WHAT YOU NEED TO DO: Return exactly the span of lines that opens with the line containing "Extract all the data from this chart as JSON." and closes with the last line of the data, inclusive.

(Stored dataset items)
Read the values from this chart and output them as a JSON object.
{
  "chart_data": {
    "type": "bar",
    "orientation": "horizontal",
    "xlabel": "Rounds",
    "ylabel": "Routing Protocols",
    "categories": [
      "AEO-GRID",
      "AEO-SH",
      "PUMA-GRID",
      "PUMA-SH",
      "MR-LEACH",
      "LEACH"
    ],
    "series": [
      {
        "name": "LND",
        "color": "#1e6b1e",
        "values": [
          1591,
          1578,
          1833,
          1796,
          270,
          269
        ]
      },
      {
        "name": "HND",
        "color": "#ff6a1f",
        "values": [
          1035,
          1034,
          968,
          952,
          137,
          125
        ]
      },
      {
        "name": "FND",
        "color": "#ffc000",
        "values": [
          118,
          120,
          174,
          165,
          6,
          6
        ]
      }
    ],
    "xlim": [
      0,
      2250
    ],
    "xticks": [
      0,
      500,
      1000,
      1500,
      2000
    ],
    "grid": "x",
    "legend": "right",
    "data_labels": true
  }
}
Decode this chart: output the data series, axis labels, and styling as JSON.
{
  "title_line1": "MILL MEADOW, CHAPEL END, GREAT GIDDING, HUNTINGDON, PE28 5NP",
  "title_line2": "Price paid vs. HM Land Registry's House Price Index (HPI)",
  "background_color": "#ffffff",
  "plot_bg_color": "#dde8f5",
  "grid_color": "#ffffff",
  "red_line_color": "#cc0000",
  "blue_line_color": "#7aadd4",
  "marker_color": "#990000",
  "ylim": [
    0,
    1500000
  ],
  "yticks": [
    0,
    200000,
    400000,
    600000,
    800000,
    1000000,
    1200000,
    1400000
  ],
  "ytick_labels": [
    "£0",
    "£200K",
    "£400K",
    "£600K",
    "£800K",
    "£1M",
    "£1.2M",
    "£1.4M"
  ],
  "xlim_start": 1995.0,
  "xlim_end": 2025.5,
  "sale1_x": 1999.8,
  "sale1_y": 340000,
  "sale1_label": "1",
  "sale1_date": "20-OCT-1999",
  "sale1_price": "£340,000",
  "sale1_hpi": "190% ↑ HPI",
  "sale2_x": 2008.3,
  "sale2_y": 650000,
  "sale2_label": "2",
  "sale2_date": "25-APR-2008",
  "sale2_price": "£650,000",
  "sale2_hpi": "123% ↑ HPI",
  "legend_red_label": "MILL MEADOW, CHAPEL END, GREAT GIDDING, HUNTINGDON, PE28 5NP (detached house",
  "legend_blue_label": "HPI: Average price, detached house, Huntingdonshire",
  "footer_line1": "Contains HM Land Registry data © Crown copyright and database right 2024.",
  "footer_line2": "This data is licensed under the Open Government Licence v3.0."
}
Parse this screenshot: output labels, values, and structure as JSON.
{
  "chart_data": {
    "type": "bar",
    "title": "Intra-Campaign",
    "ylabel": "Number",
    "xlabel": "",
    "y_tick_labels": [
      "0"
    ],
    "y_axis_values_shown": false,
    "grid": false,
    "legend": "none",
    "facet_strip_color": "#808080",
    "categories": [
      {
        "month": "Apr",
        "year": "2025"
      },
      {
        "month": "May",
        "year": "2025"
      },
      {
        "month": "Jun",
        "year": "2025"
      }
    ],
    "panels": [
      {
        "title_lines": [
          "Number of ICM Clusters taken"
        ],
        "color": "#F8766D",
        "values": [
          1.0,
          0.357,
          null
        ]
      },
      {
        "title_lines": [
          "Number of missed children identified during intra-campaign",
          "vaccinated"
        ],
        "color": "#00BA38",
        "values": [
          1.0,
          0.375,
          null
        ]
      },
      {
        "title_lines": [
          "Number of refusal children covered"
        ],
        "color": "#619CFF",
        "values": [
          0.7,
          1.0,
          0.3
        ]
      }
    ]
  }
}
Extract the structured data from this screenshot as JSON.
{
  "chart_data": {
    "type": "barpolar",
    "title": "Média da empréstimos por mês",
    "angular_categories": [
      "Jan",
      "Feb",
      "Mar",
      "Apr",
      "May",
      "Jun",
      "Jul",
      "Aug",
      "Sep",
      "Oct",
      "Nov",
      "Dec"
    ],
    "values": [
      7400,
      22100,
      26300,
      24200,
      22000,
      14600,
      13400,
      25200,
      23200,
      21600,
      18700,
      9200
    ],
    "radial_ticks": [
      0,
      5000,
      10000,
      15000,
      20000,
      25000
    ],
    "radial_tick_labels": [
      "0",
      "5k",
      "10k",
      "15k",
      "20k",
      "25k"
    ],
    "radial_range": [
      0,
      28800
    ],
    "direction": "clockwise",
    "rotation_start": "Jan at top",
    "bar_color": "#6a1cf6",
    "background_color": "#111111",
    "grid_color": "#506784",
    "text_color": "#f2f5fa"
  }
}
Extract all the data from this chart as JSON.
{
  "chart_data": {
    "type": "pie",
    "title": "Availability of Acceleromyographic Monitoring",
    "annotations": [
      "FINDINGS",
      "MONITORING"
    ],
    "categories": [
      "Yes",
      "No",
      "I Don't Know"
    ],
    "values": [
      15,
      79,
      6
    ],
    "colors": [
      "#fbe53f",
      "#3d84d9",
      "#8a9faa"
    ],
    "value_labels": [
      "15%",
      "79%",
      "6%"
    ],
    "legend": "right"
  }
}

COMPLETE ANSWER:
Extract all the data from this chart as JSON.
{
  "chart_data": {
    "type": "pie",
    "title": "Availability of Acceleromyographic Monitoring",
    "annotations": [
      "FINDINGS",
      "MONITORING"
    ],
    "categories": [
      "Yes",
      "No",
      "I Don't Know"
    ],
    "values": [
      15,
      79,
      6
    ],
    "colors": [
      "#fbe53f",
      "#3d84d9",
      "#8a9faa"
    ],
    "value_labels": [
      "15%",
      "79%",
      "6%"
    ],
    "legend": "right"
  }
}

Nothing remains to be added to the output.